Re: [DISCUSS] Beam 3.0: Paving the Path to the Next Generation Data Processing Framework

XQ Hu via dev Thu, 22 Aug 2024 15:50:38 -0700

Thanks a lot for these discussions so far! I really like all of the
thoughts.
If you have some time, please add these thoughts to these public doc:
https://docs.google.com/document/d/13r4NvuvFdysqjCTzMHLuUUXjKTIEY3d7oDNIHT6guww/
Everyone should have the write permission. Feel free to add/edit themes as
well.
Again, thanks a lot!
For any folks who will attend Beam Summit 2024, see you all there and let
us have more casual chats during the summit!


On Thu, Aug 22, 2024 at 5:07 PM Valentyn Tymofieiev via dev <
dev@beam.apache.org> wrote:

> >  Key to this will be a push to producing/consuming structured data (as
> has been mentioned) and also well-structured,
> language-agnostic configuration.
>
> > Unstructured data (aka "everything is bytes with coders") is overrated
> and should be an exception not the default. Structured data everywhere,
> with specialized bytes columns.
>
> +1.
>
> I am seeing a tendency in distributed data processing engines to heavily
> recommend and use relational APIs to express data-processing cases on
> structured data, for example,
>
> Flink has introduced the Table API:
> https://nightlies.apache.org/flink/flink-docs-master/docs/dev/table/tableapi/
>
> Spark has recently evolved their Dataframe API into a language-agnostic
> portability layer:
> https://spark.apache.org/docs/latest/spark-connect-overview.html
> Some less known and more recent data processing also offer a subset of
> Dataframe or SQL, and  or a Dataframe API that is later translated into SQL.
>
> In contrast, in Beam, SQL and Dataframe apis are more limited add-ons,
> natively available in Java and Python SDKs respectively. It might be a
> worthwhile consideration  to think whether introducing a first-class
> citizen relational API would make sense in Beam 3, and how it would impact
> Beam cross-runner portability story.
>
> On Thu, Aug 22, 2024 at 12:21 PM Robert Bradshaw via dev <
> dev@beam.apache.org> wrote:
>
>> Echoing many of the comments here, but organizing them under a single
>> theme, I would say a good focus for Beam 3.0 could be centering around
>> being more "transform-centric." Specifically:
>>
>> - Make it easy to mix and match transforms across pipelines and
>> environments (SDKs). Key to this will be a push to producing/consuming
>> structured data (as has been mentioned) and also well-structured,
>> language-agnostic configuration.
>> - Better encapsulation for transforms. The main culprit here is update
>> compatibility, but there may be other issues as well. Let's try to
>> actually solve that for both primitives and composites.
>> - Somewhat related to the above, I would love to actually solve the
>> early/late output issue, and I think retractions and sink triggers are
>> powerful paradigms we could develop to actually solve this issue in a
>> novel way.

[DATA EXTRACT]
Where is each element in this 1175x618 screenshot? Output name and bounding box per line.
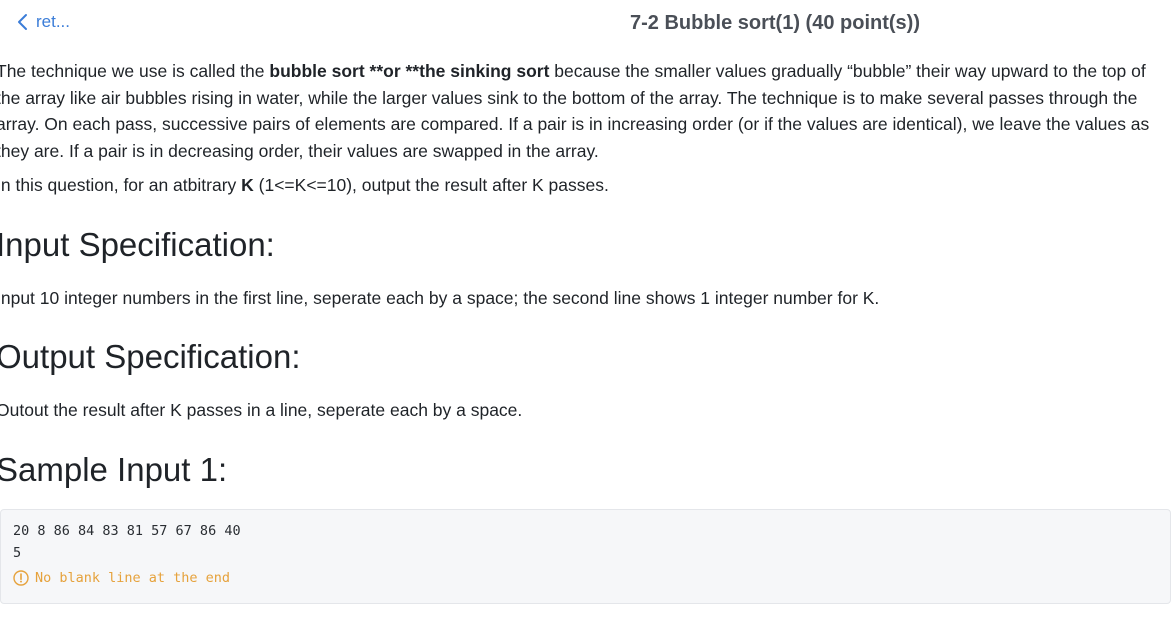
bold-term: **or ** [364,61,420,81]
description-paragraph: The technique we use is called the bubbl… [0,58,1166,164]
input-text: Input 10 integer numbers in the first li… [0,287,880,308]
blank-line-warning: No blank line at the end [13,570,1158,586]
problem-title: 7-2 Bubble sort(1) (40 point(s)) [629,12,920,34]
text-segment: The technique we use is called the [0,61,270,81]
sample-line-2: 5 [13,545,22,561]
bold-term: K [241,175,254,195]
warning-icon [13,570,29,586]
text-segment: (1<=K<=10), output the result after K pa… [253,175,609,195]
input-heading: Input Specification: [0,225,275,263]
output-heading: Output Specification: [0,338,301,375]
bold-term: the sinking sort [419,61,550,81]
text-segment: In this question, for an atbitrary [0,175,242,195]
warning-text: No blank line at the end [35,570,231,586]
problem-description: The technique we use is called the bubbl… [0,58,1166,510]
header: ret... 7-2 Bubble sort(1) (40 point(s)) [0,0,1175,50]
sample-input-block[interactable]: 20 8 86 84 83 81 57 67 86 40 5 No blank … [0,509,1171,604]
sample-line-1: 20 8 86 84 83 81 57 67 86 40 [13,523,241,539]
task-paragraph: In this question, for an atbitrary K (1<… [0,172,1166,199]
output-text: Outout the result after K passes in a li… [0,400,523,420]
bold-term: bubble sort [269,61,365,81]
sample-heading: Sample Input 1: [0,450,228,488]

[WHAT THIS TASK INVOLVES]
Carry on the Beam 3.0 mailing-list thread from its last line.

[EXERCISE ANSWER]
>> - Continue to refine the idea of "best practices." This includes the
>> points above, as well as things like robust error handling,
>> monitoring, etc.
>>
>> Once we have these in place we are in a position to offer a powerful
>> catalogue of easy-to-use, well-focused transforms, both first and
>> third party.
>>
>> Note everything here can be backwards compatible. As a concrete
>> milestone for when we "reach" 3.0 I would say that our core set of
>> transforms have been updated to all reflect best practices (by
>> default?) and we have a way for third parties to also publish such
>> transforms.
>>
>> (One more bullet point, I would love to see us complete the migration
>> to 100% portable runners, including local runners, which will help
>> with the testing and development story, but will also be key to making
>> the above vision work.)
>>
>> On Thu, Aug 22, 2024 at 8:00 AM Kenneth Knowles <k...@apache.org> wrote:
>> >
>> > I think this is a good idea. Fun fact - I think the first time we
>> talked about "3.0" was 2018.
>> >
>> > I don't want to break users with 3.0 TBH, despite that being what a
>> major version bump suggests. But I also don't want a triple-digit minor
>> version. I think 3.0 is worthwhile if we have a new emphasis that is very
>> meaningful to users and contributors.
>> >
>> >
>> > A couple things I would say from experience with 2.0:
>> >
>> >  - A lot of new model features are dropped before completion. Can we
>> make it easier to evolve? Maybe not, since in a way it is our "instruction
>> set".
>> >
>> >  - Transforms that provide straightforward functionality have a big
>> impact: RunInference, IOs, etc. I like that these get more discussion now,
>> whereas early in the project a lot of focus was on primitives and runners.
>> >
>> >  - Integrations like YAML (and there will be plenty more I'm sure) that
>> rely on transforms as true no-code black boxes with non-UDF configuration
>> seem like the next step in abstraction and ease of use.
>> >
>> >  - Update compatibility needs, which break through all our
>> abstractions, have blocked innovative changes and UX improvements, and had
>> a chilling effect on refactoring and the things that make software continue
>> to approach Quality.
>> >
>> >
>> > And a few ideas I have about the future of the space, agreeing with XQ
>> and Jan
>> >
>> >  - Unstructured data (aka "everything is bytes with coders") is
>> overrated and should be an exception not the default. Structured data
>> everywhere, with specialized bytes columns. We can make small steps in this
>> direction (and we are already).
>> >
>> >  - Triggers are really not a great construct. "Sink triggers" map
>> better to use cases but how to implement them is a long adventure. But we
>> really can't live without *something* to manage early output / late input,
>> and the options in all other systems I am aware of are even worse.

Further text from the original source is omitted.